**Problem**
Omit every picture and write out the rest of the records exactly.

Data entries for graphics
============================================================

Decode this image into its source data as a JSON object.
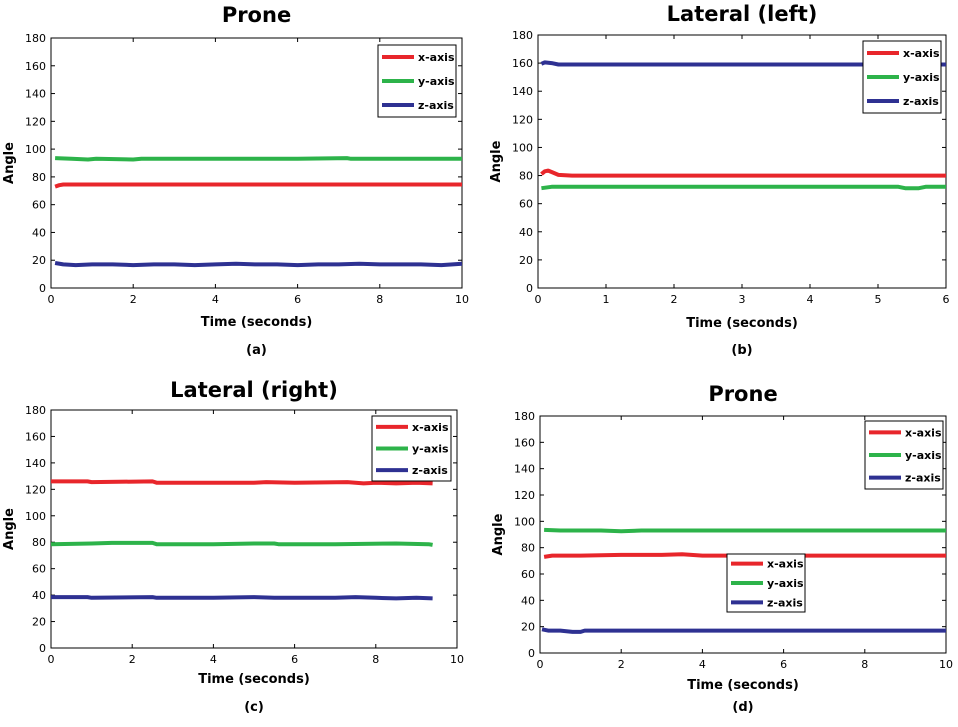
{
  "colors": {
    "x": "#e8262b",
    "y": "#2db34a",
    "z": "#2e3192"
  },
  "chart_data": [
    {
      "type": "line",
      "panel_label": "(a)",
      "title": "Prone",
      "xlabel": "Time (seconds)",
      "ylabel": "Angle",
      "xlim": [
        0,
        10
      ],
      "ylim": [
        0,
        180
      ],
      "xticks": [
        0,
        2,
        4,
        6,
        8,
        10
      ],
      "yticks": [
        0,
        20,
        40,
        60,
        80,
        100,
        120,
        140,
        160,
        180
      ],
      "grid": false,
      "legend": {
        "placement": "top-right",
        "entries": [
          "x-axis",
          "y-axis",
          "z-axis"
        ]
      },
      "series": [
        {
          "name": "x-axis",
          "x": [
            0.1,
            0.2,
            0.3,
            0.5,
            2,
            4,
            6,
            8,
            10
          ],
          "values": [
            73,
            74,
            74.5,
            74.5,
            74.5,
            74.5,
            74.5,
            74.5,
            74.5
          ]
        },
        {
          "name": "y-axis",
          "x": [
            0.1,
            0.5,
            0.9,
            1.1,
            2,
            2.2,
            4,
            6,
            7.2,
            7.3,
            8,
            10
          ],
          "values": [
            93.5,
            93,
            92.5,
            93,
            92.5,
            93,
            93,
            93,
            93.5,
            93,
            93,
            93
          ]
        },
        {
          "name": "z-axis",
          "x": [
            0.1,
            0.3,
            0.6,
            1,
            1.5,
            2,
            2.5,
            3,
            3.5,
            4,
            4.5,
            5,
            5.5,
            6,
            6.5,
            7,
            7.5,
            8,
            8.5,
            9,
            9.5,
            10
          ],
          "values": [
            18,
            17,
            16.5,
            17,
            17,
            16.5,
            17,
            17,
            16.5,
            17,
            17.5,
            17,
            17,
            16.5,
            17,
            17,
            17.5,
            17,
            17,
            17,
            16.5,
            17.5
          ]
        }
      ]
    },
    {
      "type": "line",
      "panel_label": "(b)",
      "title": "Lateral (left)",
      "xlabel": "Time (seconds)",
      "ylabel": "Angle",
      "xlim": [
        0,
        6
      ],
      "ylim": [
        0,
        180
      ],
      "xticks": [
        0,
        1,
        2,
        3,
        4,
        5,
        6
      ],
      "yticks": [
        0,
        20,
        40,
        60,
        80,
        100,
        120,
        140,
        160,
        180
      ],
      "grid": false,
      "legend": {
        "placement": "top-right",
        "entries": [
          "x-axis",
          "y-axis",
          "z-axis"
        ]
      },
      "series": [
        {
          "name": "x-axis",
          "x": [
            0.05,
            0.1,
            0.15,
            0.2,
            0.3,
            0.5,
            1,
            2,
            3,
            4,
            5,
            6
          ],
          "values": [
            81,
            83,
            83.5,
            82.5,
            80.5,
            80,
            80,
            80,
            80,
            80,
            80,
            80
          ]
        },
        {
          "name": "y-axis",
          "x": [
            0.05,
            0.2,
            1,
            2,
            3,
            4,
            5.3,
            5.4,
            5.6,
            5.7,
            6
          ],
          "values": [
            71,
            72,
            72,
            72,
            72,
            72,
            72,
            71,
            71,
            72,
            72
          ]
        },
        {
          "name": "z-axis",
          "x": [
            0.05,
            0.1,
            0.2,
            0.3,
            0.5,
            1,
            2,
            3,
            4,
            5,
            6
          ],
          "values": [
            159.5,
            160.5,
            160,
            159,
            159,
            159,
            159,
            159,
            159,
            159,
            159
          ]
        }
      ]
    },
    {
      "type": "line",
      "panel_label": "(c)",
      "title": "Lateral (right)",
      "xlabel": "Time (seconds)",
      "ylabel": "Angle",
      "xlim": [
        0,
        10
      ],
      "ylim": [
        0,
        180
      ],
      "xticks": [
        0,
        2,
        4,
        6,
        8,
        10
      ],
      "yticks": [
        0,
        20,
        40,
        60,
        80,
        100,
        120,
        140,
        160,
        180
      ],
      "grid": false,
      "legend": {
        "placement": "top-right",
        "entries": [
          "x-axis",
          "y-axis",
          "z-axis"
        ]
      },
      "series": [
        {
          "name": "x-axis",
          "x": [
            0,
            0.9,
            1,
            2.5,
            2.6,
            4,
            5,
            5.3,
            6,
            7.3,
            7.7,
            8,
            8.5,
            9,
            9.4
          ],
          "values": [
            126,
            126,
            125.5,
            126,
            125,
            125,
            125,
            125.5,
            125,
            125.5,
            124.5,
            125,
            124.5,
            125,
            124.5
          ]
        },
        {
          "name": "y-axis",
          "x": [
            0,
            1,
            1.5,
            2.5,
            2.6,
            4,
            5,
            5.5,
            5.6,
            7,
            8.5,
            9.3,
            9.4
          ],
          "values": [
            78.5,
            79,
            79.5,
            79.5,
            78.5,
            78.5,
            79,
            79,
            78.5,
            78.5,
            79,
            78.5,
            78
          ]
        },
        {
          "name": "z-axis",
          "x": [
            0,
            0.9,
            1,
            2.5,
            2.6,
            3,
            4,
            5,
            5.5,
            6,
            7,
            7.5,
            8,
            8.5,
            9,
            9.4
          ],
          "values": [
            38.5,
            38.5,
            38,
            38.5,
            38,
            38,
            38,
            38.5,
            38,
            38,
            38,
            38.5,
            38,
            37.5,
            38,
            37.5
          ]
        }
      ]
    },
    {
      "type": "line",
      "panel_label": "(d)",
      "title": "Prone",
      "xlabel": "Time (seconds)",
      "ylabel": "Angle",
      "xlim": [
        0,
        10
      ],
      "ylim": [
        0,
        180
      ],
      "xticks": [
        0,
        2,
        4,
        6,
        8,
        10
      ],
      "yticks": [
        0,
        20,
        40,
        60,
        80,
        100,
        120,
        140,
        160,
        180
      ],
      "grid": false,
      "legend": {
        "placement": "top-right",
        "entries": [
          "x-axis",
          "y-axis",
          "z-axis"
        ]
      },
      "legend_secondary": {
        "placement": "center",
        "entries": [
          "x-axis",
          "y-axis",
          "z-axis"
        ]
      },
      "series": [
        {
          "name": "x-axis",
          "x": [
            0.1,
            0.3,
            1,
            2,
            3,
            3.5,
            4,
            6,
            8,
            10
          ],
          "values": [
            73,
            74,
            74,
            74.5,
            74.5,
            75,
            74,
            74,
            74,
            74
          ]
        },
        {
          "name": "y-axis",
          "x": [
            0.1,
            0.5,
            1.5,
            2,
            2.5,
            4,
            6,
            8,
            10
          ],
          "values": [
            93.5,
            93,
            93,
            92.5,
            93,
            93,
            93,
            93,
            93
          ]
        },
        {
          "name": "z-axis",
          "x": [
            0.05,
            0.2,
            0.5,
            0.8,
            1,
            1.1,
            2,
            4,
            6,
            8,
            10
          ],
          "values": [
            18,
            17,
            17,
            16,
            16,
            17,
            17,
            17,
            17,
            17,
            17
          ]
        }
      ]
    }
  ]
}
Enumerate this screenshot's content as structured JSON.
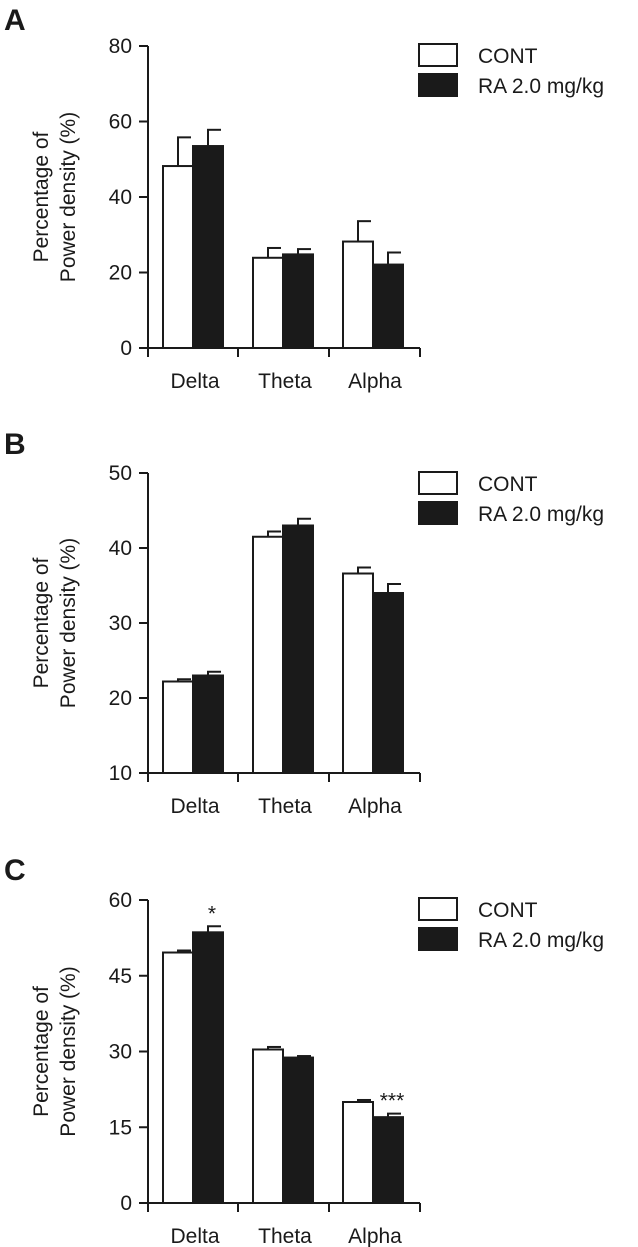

============================================================

**Exercise result**
Decode this image into its source data as a JSON object.
{
  "colors": {
    "x": "#e8262b",
    "y": "#2db34a",
    "z": "#2e3192"
  },
  "chart_data": [
    {
      "type": "line",
      "panel_label": "(a)",
      "title": "Prone",
      "xlabel": "Time (seconds)",
      "ylabel": "Angle",
      "xlim": [
        0,
        10
      ],
      "ylim": [
        0,
        180
      ],
      "xticks": [
        0,
        2,
        4,
        6,
        8,
        10
      ],
      "yticks": [
        0,
        20,
        40,
        60,
        80,
        100,
        120,
        140,
        160,
        180
      ],
      "grid": false,
      "legend": {
        "placement": "top-right",
        "entries": [
          "x-axis",
          "y-axis",
          "z-axis"
        ]
      },
      "series": [
        {
          "name": "x-axis",
          "x": [
            0.1,
            0.2,
            0.3,
            0.5,
            2,
            4,
            6,
            8,
            10
          ],
          "values": [
            73,
            74,
            74.5,
            74.5,
            74.5,
            74.5,
            74.5,
            74.5,
            74.5
          ]
        },
        {
          "name": "y-axis",
          "x": [
            0.1,
            0.5,
            0.9,
            1.1,
            2,
            2.2,
            4,
            6,
            7.2,
            7.3,
            8,
            10
          ],
          "values": [
            93.5,
            93,
            92.5,
            93,
            92.5,
            93,
            93,
            93,
            93.5,
            93,
            93,
            93
          ]
        },
        {
          "name": "z-axis",
          "x": [
            0.1,
            0.3,
            0.6,
            1,
            1.5,
            2,
            2.5,
            3,
            3.5,
            4,
            4.5,
            5,
            5.5,
            6,
            6.5,
            7,
            7.5,
            8,
            8.5,
            9,
            9.5,
            10
          ],
          "values": [
            18,
            17,
            16.5,
            17,
            17,
            16.5,
            17,
            17,
            16.5,
            17,
            17.5,
            17,
            17,
            16.5,
            17,
            17,
            17.5,
            17,
            17,
            17,
            16.5,
            17.5
          ]
        }
      ]
    },
    {
      "type": "line",
      "panel_label": "(b)",
      "title": "Lateral (left)",
      "xlabel": "Time (seconds)",
      "ylabel": "Angle",
      "xlim": [
        0,
        6
      ],
      "ylim": [
        0,
        180
      ],
      "xticks": [
        0,
        1,
        2,
        3,
        4,
        5,
        6
      ],
      "yticks": [
        0,
        20,
        40,
        60,
        80,
        100,
        120,
        140,
        160,
        180
      ],
      "grid": false,
      "legend": {
        "placement": "top-right",
        "entries": [
          "x-axis",
          "y-axis",
          "z-axis"
        ]
      },
      "series": [
        {
          "name": "x-axis",
          "x": [
            0.05,
            0.1,
            0.15,
            0.2,
            0.3,
            0.5,
            1,
            2,
            3,
            4,
            5,
            6
          ],
          "values": [
            81,
            83,
            83.5,
            82.5,
            80.5,
            80,
            80,
            80,
            80,
            80,
            80,
            80
          ]
        },
        {
          "name": "y-axis",
          "x": [
            0.05,
            0.2,
            1,
            2,
            3,
            4,
            5.3,
            5.4,
            5.6,
            5.7,
            6
          ],
          "values": [
            71,
            72,
            72,
            72,
            72,
            72,
            72,
            71,
            71,
            72,
            72
          ]
        },
        {
          "name": "z-axis",
          "x": [
            0.05,
            0.1,
            0.2,
            0.3,
            0.5,
            1,
            2,
            3,
            4,
            5,
            6
          ],
          "values": [
            159.5,
            160.5,
            160,
            159,
            159,
            159,
            159,
            159,
            159,
            159,
            159
          ]
        }
      ]
    },
    {
      "type": "line",
      "panel_label": "(c)",
      "title": "Lateral (right)",
      "xlabel": "Time (seconds)",
      "ylabel": "Angle",
      "xlim": [
        0,
        10
      ],
      "ylim": [
        0,
        180
      ],
      "xticks": [
        0,
        2,
        4,
        6,
        8,
        10
      ],
      "yticks": [
        0,
        20,
        40,
        60,
        80,
        100,
        120,
        140,
        160,
        180
      ],
      "grid": false,
      "legend": {
        "placement": "top-right",
        "entries": [
          "x-axis",
          "y-axis",
          "z-axis"
        ]
      },
      "series": [
        {
          "name": "x-axis",
          "x": [
            0,
            0.9,
            1,
            2.5,
            2.6,
            4,
            5,
            5.3,
            6,
            7.3,
            7.7,
            8,
            8.5,
            9,
            9.4
          ],
          "values": [
            126,
            126,
            125.5,
            126,
            125,
            125,
            125,
            125.5,
            125,
            125.5,
            124.5,
            125,
            124.5,
            125,
            124.5
          ]
        },
        {
          "name": "y-axis",
          "x": [
            0,
            1,
            1.5,
            2.5,
            2.6,
            4,
            5,
            5.5,
            5.6,
            7,
            8.5,
            9.3,
            9.4
          ],
          "values": [
            78.5,
            79,
            79.5,
            79.5,
            78.5,
            78.5,
            79,
            79,
            78.5,
            78.5,
            79,
            78.5,
            78
          ]
        },
        {
          "name": "z-axis",
          "x": [
            0,
            0.9,
            1,
            2.5,
            2.6,
            3,
            4,
            5,
            5.5,
            6,
            7,
            7.5,
            8,
            8.5,
            9,
            9.4
          ],
          "values": [
            38.5,
            38.5,
            38,
            38.5,
            38,
            38,
            38,
            38.5,
            38,
            38,
            38,
            38.5,
            38,
            37.5,
            38,
            37.5
          ]
        }
      ]
    },
    {
      "type": "line",
      "panel_label": "(d)",
      "title": "Prone",
      "xlabel": "Time (seconds)",
      "ylabel": "Angle",
      "xlim": [
        0,
        10
      ],
      "ylim": [
        0,
        180
      ],
      "xticks": [
        0,
        2,
        4,
        6,
        8,
        10
      ],
      "yticks": [
        0,
        20,
        40,
        60,
        80,
        100,
        120,
        140,
        160,
        180
      ],
      "grid": false,
      "legend": {
        "placement": "top-right",
        "entries": [
          "x-axis",
          "y-axis",
          "z-axis"
        ]
      },
      "legend_secondary": {
        "placement": "center",
        "entries": [
          "x-axis",
          "y-axis",
          "z-axis"
        ]
      },
      "series": [
        {
          "name": "x-axis",
          "x": [
            0.1,
            0.3,
            1,
            2,
            3,
            3.5,
            4,
            6,
            8,
            10
          ],
          "values": [
            73,
            74,
            74,
            74.5,
            74.5,
            75,
            74,
            74,
            74,
            74
          ]
        },
        {
          "name": "y-axis",
          "x": [
            0.1,
            0.5,
            1.5,
            2,
            2.5,
            4,
            6,
            8,
            10
          ],
          "values": [
            93.5,
            93,
            93,
            92.5,
            93,
            93,
            93,
            93,
            93
          ]
        },
        {
          "name": "z-axis",
          "x": [
            0.05,
            0.2,
            0.5,
            0.8,
            1,
            1.1,
            2,
            4,
            6,
            8,
            10
          ],
          "values": [
            18,
            17,
            17,
            16,
            16,
            17,
            17,
            17,
            17,
            17,
            17
          ]
        }
      ]
    }
  ]
}
Enumerate this screenshot's content as structured JSON.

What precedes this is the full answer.